YOUR INSTRUCTIONS: Pick up the essay on Archie Bunker, bigotry and Martin Luther King Day where it stops, and write its next few paragraphs.

Back in the 1970’s “All in the Family” was the leading situation comedy in the nation.  The program flourished in the wake of the civil rights movement. You can still see reruns on television.  Archie Bunker was its main protagonist and America laughed at all of his flaws, his narrow-mindedness, and arrogance.  We laughed at his irrational logic and America laughed and cried at the man’s bigotry. Archie Bunker had created his own reality, created in his image.

In one of the episodes George Jefferson, his African-American neighbor, drops by to visit.  George was a man equally prejudiced. He and Archie start talking about God. Archie Bunker explains why he believes that God is a white man.  In his own peculiar logic, Bunker creates the following syllogism: “Man is made in the image of God. Archie is a white man. Therefore, God must be white.”  Archie expounds, “Besides, all the pictures of God I’ve seen, all the pictures of Jesus I’ve seen always show him as a white man.” George Jefferson quickly responds, “Bunker, you were looking at the pictures’ negatives.”

“All in the Family” vividly demonstrated that there is a very thin line between comedy and drama.  After all, it was sad to observe that both Archie and his African-American counterpart had created their own notion of God.  The blight of bigotry does that. It creates a god molded in the image of the bigot.

As we celebrate another Martin Luther King Day, we dare to use this time for personal introspection.  We dare to ask ourselves the difficult questions as we honor America’s Prophet of Freedom, who dared to speak truth to power.  Indeed, Dr. King gave his full measure of devotion in challenging an entire society to examine and change their preconceived realities.

What happens when we dare to fit God into our own little box?  What happens when we dare to create God in our image? What happens when we dare to give God his marching orders?  Do we dare ask ourselves the tough questions? Are there still, in the deepest recesses of our hearts, the slightest hint of bigotry?  To be sure, all of us deal with personal bias at some level. What I am addressing here is the type of bias that stifles my opportunity to relate with all people across the ethnic, racial and cultural spectrum.  I would submit that this is the key to our national cohesion and world peace in the 21st century.

RECORDED DATA:
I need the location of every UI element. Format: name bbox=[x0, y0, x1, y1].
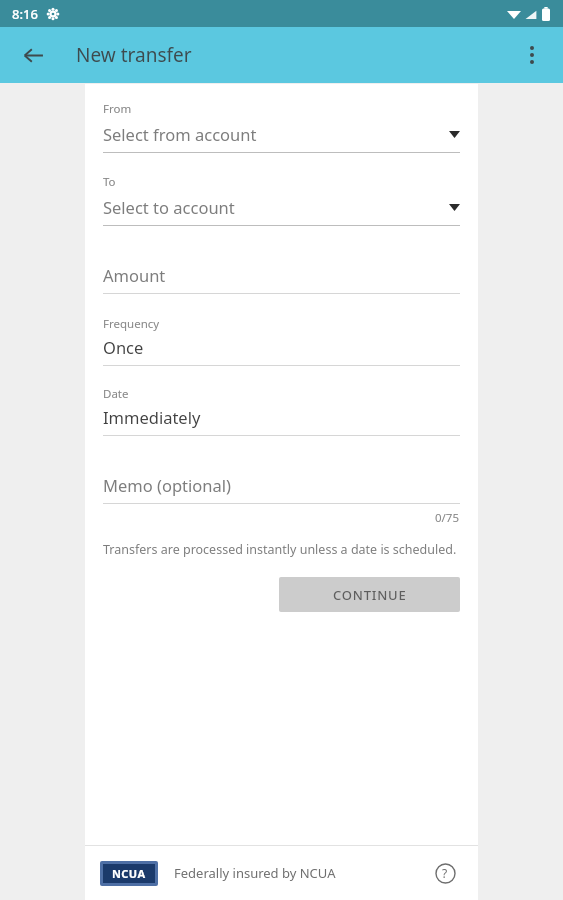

REPLY:
I have found that ultimately our struggles with interethnic bias can often be traced to unresolved struggles with God.  After all, if God is love then truly God loves all people of all races. As we fail to experience this unconditional love of the Almighty in our own lives, we will also fail to reach others with the compassionate and transparent love of God.  “God’s will be done” becomes “my will be done.” At that point, we are daring to limit the power of God in our lives by creating a God that will fit a personal agenda. Please be assured of this, that God is everywhere and knows the deepest secrets of our hearts.  We cannot be fugitives from God no more than we can stop being who we are, for “Where can I go from your spirit? Where can I flee from your presence? If I rise on the wings of the dawn, if I settle on the far side of the sea, even there your hand will guide me….” (Psalm 139:7, 9-10)

God’s unrelenting passion is for people, all people!.  Dr. Martin Luther King, Jr. knew that and was compelled to lead a transformative movement.  The genius of the civil rights movement is that it has never truly ended. It continues to ask the tough questions.  I truly believe that our vision for the rights of all people can be as great as our belief in the power of God to transform and shape our hearts.

“If any of you are around when I have to meet my day, … I’d like for somebody to mention that day that Martin Luther King, Jr. tried to give his life serving others…  tried to feed the hungry… clothe those who were naked… tried to love and serve humanity.” (Ebenezer Baptist Church, 4 Feb 1968

-Chaplain Joe Molina CDR, UMSC / Chaplain to the Corps of Cadets (© all rights reserved)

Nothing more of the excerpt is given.